§ Data listing

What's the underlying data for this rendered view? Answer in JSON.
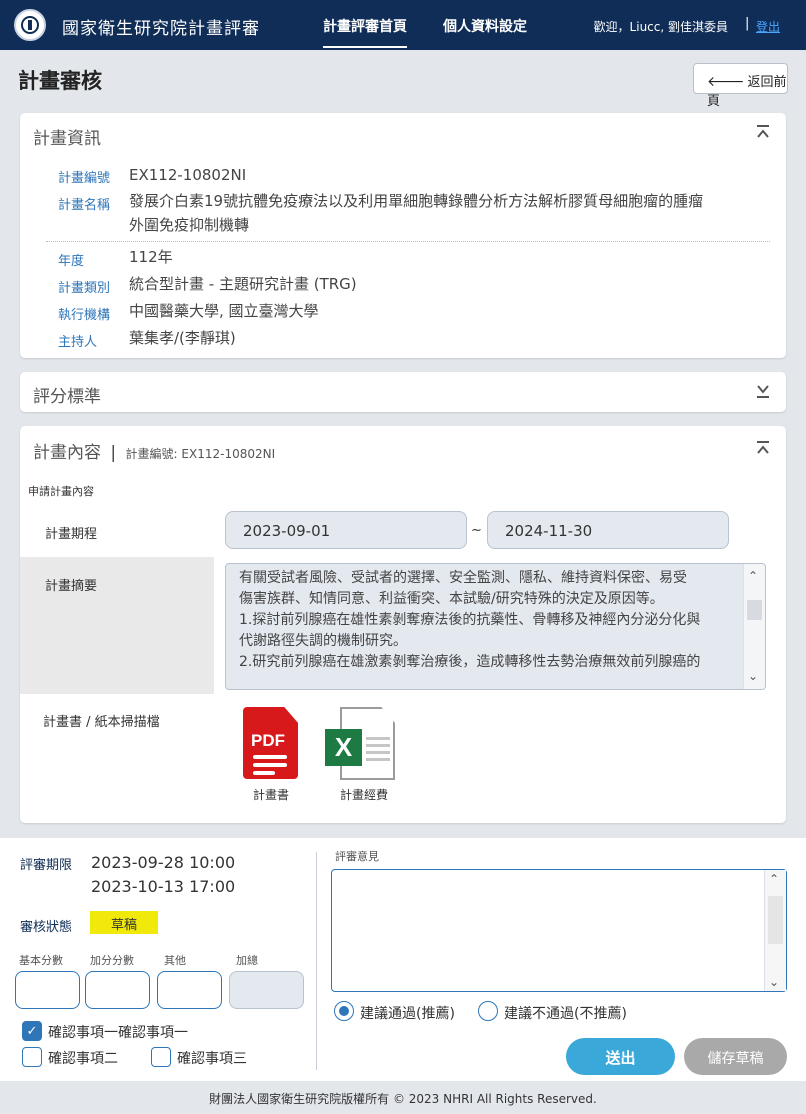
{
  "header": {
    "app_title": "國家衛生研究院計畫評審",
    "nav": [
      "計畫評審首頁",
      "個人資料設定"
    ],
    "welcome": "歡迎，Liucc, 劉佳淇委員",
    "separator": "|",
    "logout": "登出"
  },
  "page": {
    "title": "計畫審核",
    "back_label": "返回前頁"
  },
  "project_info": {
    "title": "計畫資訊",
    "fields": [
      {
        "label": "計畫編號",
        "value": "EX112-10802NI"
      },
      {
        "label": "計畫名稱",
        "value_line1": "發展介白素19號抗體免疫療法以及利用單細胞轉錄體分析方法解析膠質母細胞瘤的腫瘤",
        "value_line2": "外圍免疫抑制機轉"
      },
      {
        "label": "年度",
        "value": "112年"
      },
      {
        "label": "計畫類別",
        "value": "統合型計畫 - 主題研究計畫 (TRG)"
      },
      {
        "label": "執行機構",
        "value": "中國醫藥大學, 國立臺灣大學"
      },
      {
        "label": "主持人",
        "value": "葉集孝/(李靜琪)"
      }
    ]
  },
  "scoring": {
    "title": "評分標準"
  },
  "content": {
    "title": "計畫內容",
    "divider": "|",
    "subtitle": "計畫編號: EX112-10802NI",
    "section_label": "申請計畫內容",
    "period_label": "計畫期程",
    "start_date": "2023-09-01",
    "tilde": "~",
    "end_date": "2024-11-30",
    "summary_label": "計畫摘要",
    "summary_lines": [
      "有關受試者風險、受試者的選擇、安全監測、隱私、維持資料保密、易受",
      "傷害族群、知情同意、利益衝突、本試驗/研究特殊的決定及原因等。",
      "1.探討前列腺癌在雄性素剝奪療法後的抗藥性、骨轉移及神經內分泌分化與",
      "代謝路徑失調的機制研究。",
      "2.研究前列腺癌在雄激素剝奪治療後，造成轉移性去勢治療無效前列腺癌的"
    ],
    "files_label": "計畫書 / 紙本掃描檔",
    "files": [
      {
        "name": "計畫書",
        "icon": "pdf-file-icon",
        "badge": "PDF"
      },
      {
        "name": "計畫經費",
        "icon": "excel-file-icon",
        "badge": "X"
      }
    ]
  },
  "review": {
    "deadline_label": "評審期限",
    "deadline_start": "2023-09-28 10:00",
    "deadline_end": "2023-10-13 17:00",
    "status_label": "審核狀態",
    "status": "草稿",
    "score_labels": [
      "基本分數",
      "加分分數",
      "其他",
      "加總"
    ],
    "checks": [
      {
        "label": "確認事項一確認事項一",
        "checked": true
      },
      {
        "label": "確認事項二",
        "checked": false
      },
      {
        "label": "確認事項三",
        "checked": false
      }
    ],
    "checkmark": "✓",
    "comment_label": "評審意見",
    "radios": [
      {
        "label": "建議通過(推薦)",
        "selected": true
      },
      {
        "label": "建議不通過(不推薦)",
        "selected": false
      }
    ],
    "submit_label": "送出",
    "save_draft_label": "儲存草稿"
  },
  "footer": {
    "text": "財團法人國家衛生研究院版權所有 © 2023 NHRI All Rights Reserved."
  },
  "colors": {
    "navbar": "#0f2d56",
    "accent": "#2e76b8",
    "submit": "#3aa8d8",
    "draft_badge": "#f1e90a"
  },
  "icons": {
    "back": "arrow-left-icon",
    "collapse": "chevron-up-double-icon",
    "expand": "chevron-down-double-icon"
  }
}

§ What you are asked to do
Using the entries above, find all lines with "chevron". Copy them.

§ Complete output
    "collapse": "chevron-up-double-icon",
    "expand": "chevron-down-double-icon"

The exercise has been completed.